Problem to work on >> Search the records that follow and extract every line containing the string "acids".

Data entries

○ ○ ○

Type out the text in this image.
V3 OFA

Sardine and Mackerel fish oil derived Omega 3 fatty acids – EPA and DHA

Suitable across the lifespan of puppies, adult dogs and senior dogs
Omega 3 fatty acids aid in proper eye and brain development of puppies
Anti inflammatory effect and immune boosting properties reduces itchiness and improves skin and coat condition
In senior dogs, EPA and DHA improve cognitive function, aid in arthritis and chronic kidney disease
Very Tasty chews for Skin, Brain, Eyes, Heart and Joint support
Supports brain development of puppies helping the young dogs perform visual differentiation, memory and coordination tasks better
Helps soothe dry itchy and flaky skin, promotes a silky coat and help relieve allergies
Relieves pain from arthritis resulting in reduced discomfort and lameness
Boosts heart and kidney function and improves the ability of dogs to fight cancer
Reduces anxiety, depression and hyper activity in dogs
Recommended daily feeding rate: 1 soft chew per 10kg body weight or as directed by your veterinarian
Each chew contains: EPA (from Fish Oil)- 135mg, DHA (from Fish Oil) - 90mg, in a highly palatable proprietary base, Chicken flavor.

○ ○ ○

The answer >>
Sardine and Mackerel fish oil derived Omega 3 fatty acids – EPA and DHA
Omega 3 fatty acids aid in proper eye and brain development of puppies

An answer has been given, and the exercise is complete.